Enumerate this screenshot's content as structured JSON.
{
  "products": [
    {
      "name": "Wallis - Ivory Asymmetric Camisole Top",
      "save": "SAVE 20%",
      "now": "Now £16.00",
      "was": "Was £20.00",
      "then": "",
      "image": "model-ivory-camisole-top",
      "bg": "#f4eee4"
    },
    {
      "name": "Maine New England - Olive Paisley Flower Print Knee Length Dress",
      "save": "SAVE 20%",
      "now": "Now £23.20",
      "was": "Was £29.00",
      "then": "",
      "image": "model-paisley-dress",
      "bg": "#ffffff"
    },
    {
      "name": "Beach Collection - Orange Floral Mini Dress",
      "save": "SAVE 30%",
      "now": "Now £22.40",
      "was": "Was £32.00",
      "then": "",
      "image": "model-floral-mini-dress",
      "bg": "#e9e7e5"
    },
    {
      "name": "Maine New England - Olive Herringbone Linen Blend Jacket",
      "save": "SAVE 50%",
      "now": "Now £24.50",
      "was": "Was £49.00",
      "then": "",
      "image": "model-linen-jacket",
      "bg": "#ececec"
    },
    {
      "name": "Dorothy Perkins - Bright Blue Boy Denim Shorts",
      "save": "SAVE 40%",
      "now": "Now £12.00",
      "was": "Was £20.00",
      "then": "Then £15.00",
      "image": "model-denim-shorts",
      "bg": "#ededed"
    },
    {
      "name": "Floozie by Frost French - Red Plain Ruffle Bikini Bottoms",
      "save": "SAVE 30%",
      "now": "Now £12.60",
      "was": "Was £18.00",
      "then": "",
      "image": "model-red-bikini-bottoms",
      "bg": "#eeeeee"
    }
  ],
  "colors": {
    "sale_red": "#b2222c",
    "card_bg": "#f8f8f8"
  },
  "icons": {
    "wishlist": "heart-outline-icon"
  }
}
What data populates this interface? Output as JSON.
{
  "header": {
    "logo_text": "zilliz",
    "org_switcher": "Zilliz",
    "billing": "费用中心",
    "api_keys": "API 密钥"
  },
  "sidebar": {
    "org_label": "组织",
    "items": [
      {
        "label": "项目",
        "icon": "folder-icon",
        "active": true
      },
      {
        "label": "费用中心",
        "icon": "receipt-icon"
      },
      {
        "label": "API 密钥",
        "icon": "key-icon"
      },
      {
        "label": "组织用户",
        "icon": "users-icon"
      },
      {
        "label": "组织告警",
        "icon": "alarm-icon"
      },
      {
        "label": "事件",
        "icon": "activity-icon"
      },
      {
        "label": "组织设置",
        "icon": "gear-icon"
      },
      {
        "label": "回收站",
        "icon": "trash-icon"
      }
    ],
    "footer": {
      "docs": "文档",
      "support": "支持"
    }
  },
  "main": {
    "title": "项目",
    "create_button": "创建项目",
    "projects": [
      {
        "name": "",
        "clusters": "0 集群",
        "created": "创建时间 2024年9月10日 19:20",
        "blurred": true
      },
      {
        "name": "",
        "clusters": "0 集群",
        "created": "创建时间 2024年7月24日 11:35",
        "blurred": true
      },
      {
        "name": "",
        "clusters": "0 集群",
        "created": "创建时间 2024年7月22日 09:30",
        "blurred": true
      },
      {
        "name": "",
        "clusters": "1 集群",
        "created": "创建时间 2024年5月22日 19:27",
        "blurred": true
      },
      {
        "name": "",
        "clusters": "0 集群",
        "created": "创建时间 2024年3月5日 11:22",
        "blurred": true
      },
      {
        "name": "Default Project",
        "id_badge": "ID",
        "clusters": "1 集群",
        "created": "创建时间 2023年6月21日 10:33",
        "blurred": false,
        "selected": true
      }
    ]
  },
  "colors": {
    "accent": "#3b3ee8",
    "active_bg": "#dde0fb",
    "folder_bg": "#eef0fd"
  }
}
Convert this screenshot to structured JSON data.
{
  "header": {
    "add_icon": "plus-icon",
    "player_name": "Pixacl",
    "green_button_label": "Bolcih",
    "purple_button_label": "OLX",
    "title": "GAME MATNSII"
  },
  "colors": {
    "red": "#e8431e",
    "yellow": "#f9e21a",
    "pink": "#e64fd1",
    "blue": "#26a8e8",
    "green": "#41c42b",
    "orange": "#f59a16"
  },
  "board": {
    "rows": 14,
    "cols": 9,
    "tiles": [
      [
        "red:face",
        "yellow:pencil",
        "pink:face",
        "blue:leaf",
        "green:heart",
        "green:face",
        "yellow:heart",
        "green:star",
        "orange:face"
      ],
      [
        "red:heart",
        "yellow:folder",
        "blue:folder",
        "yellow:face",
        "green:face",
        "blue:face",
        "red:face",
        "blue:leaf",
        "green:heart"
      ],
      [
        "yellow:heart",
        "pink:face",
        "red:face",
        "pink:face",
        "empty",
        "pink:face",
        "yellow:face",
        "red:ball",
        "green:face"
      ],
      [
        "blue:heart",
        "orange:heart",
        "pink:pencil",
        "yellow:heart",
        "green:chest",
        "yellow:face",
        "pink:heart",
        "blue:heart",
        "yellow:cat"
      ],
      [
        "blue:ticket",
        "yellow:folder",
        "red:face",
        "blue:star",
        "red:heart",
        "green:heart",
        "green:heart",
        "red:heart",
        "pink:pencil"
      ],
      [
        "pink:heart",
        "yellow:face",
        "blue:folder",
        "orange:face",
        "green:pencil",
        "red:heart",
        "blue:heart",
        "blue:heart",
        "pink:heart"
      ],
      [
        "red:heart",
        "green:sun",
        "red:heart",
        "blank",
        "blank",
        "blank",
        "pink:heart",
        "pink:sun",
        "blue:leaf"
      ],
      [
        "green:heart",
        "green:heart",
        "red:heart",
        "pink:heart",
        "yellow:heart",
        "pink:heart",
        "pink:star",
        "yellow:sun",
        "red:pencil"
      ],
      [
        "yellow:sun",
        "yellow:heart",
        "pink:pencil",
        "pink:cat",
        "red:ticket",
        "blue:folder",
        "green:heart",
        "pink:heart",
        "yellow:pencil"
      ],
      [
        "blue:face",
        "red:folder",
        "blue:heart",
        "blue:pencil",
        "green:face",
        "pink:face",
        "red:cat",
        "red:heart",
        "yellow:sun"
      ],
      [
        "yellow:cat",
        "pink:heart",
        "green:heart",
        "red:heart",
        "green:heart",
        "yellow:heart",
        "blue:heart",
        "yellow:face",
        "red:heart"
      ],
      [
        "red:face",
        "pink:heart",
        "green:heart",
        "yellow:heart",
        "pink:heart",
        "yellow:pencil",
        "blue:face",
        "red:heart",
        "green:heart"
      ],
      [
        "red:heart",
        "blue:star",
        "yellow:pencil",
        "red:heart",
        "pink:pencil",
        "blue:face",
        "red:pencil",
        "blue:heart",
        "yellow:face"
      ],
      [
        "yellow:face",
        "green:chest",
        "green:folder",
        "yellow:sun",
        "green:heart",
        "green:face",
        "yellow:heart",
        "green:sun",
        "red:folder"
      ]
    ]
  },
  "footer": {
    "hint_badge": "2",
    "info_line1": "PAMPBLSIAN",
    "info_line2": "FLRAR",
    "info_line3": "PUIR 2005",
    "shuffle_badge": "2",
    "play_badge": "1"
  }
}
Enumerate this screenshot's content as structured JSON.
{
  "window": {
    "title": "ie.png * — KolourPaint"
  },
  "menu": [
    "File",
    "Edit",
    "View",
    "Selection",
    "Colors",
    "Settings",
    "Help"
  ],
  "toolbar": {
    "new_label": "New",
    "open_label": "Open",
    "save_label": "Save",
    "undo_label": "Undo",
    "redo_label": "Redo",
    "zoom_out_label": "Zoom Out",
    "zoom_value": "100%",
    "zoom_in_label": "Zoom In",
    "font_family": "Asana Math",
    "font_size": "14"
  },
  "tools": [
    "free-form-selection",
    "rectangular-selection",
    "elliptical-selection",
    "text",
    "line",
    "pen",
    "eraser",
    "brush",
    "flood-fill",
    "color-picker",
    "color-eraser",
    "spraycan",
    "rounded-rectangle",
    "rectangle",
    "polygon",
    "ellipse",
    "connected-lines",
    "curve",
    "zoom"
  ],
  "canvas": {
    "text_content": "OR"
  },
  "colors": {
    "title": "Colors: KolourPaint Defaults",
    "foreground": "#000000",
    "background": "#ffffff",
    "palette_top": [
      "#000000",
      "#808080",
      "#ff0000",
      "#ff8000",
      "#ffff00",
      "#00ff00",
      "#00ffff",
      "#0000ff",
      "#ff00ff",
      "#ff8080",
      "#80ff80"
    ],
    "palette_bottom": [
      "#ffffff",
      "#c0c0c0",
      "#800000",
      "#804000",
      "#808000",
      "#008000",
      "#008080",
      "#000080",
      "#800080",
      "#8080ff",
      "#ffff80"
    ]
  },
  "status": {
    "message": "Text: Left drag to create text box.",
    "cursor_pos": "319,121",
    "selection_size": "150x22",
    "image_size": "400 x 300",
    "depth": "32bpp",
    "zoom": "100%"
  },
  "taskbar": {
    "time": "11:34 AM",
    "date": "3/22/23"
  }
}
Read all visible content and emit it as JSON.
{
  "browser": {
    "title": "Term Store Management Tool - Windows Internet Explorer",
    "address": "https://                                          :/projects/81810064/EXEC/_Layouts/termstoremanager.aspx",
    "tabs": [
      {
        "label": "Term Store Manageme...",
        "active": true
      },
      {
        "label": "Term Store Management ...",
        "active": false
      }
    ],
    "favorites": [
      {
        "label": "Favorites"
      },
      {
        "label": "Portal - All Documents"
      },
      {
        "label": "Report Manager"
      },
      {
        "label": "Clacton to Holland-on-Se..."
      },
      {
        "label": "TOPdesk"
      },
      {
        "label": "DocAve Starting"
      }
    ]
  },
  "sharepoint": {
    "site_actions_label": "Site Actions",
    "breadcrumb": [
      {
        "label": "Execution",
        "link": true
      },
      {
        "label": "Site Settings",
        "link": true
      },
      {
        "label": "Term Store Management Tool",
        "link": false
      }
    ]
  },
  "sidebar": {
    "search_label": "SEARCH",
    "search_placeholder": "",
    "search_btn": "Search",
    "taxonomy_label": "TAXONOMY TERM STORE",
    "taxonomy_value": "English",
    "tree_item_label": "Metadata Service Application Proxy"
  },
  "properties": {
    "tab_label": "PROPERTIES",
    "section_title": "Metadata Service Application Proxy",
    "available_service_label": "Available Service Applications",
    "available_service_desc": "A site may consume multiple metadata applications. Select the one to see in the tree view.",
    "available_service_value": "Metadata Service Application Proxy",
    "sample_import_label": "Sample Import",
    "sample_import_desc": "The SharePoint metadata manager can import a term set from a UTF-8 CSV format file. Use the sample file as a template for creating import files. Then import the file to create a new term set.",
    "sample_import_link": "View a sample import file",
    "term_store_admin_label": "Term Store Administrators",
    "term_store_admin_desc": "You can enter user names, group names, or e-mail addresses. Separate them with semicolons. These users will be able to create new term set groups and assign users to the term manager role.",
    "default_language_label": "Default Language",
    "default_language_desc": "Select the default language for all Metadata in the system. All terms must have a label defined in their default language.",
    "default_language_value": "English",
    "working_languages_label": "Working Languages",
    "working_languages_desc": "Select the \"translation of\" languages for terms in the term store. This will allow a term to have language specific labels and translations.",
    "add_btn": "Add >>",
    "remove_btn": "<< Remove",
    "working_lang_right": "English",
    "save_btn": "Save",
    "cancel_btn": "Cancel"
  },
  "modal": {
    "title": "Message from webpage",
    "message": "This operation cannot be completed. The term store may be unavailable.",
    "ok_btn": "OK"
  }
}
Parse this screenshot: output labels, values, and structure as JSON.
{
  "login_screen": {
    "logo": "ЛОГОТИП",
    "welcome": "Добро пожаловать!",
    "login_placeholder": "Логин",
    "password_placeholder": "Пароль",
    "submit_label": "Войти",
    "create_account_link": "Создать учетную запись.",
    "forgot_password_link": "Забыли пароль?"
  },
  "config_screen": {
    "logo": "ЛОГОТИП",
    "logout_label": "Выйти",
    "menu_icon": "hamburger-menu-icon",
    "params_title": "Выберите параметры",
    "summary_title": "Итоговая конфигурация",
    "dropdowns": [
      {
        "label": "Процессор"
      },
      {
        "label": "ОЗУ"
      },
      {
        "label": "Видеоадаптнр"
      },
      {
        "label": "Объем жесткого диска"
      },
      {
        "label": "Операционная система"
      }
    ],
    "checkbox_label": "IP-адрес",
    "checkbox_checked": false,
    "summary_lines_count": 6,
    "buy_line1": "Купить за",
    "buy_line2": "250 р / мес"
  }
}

++++

[WHAT YOU SHOULD DO]:
Give only the number of lines in the entries above that contain the string "model".

[THE REPLY]:
6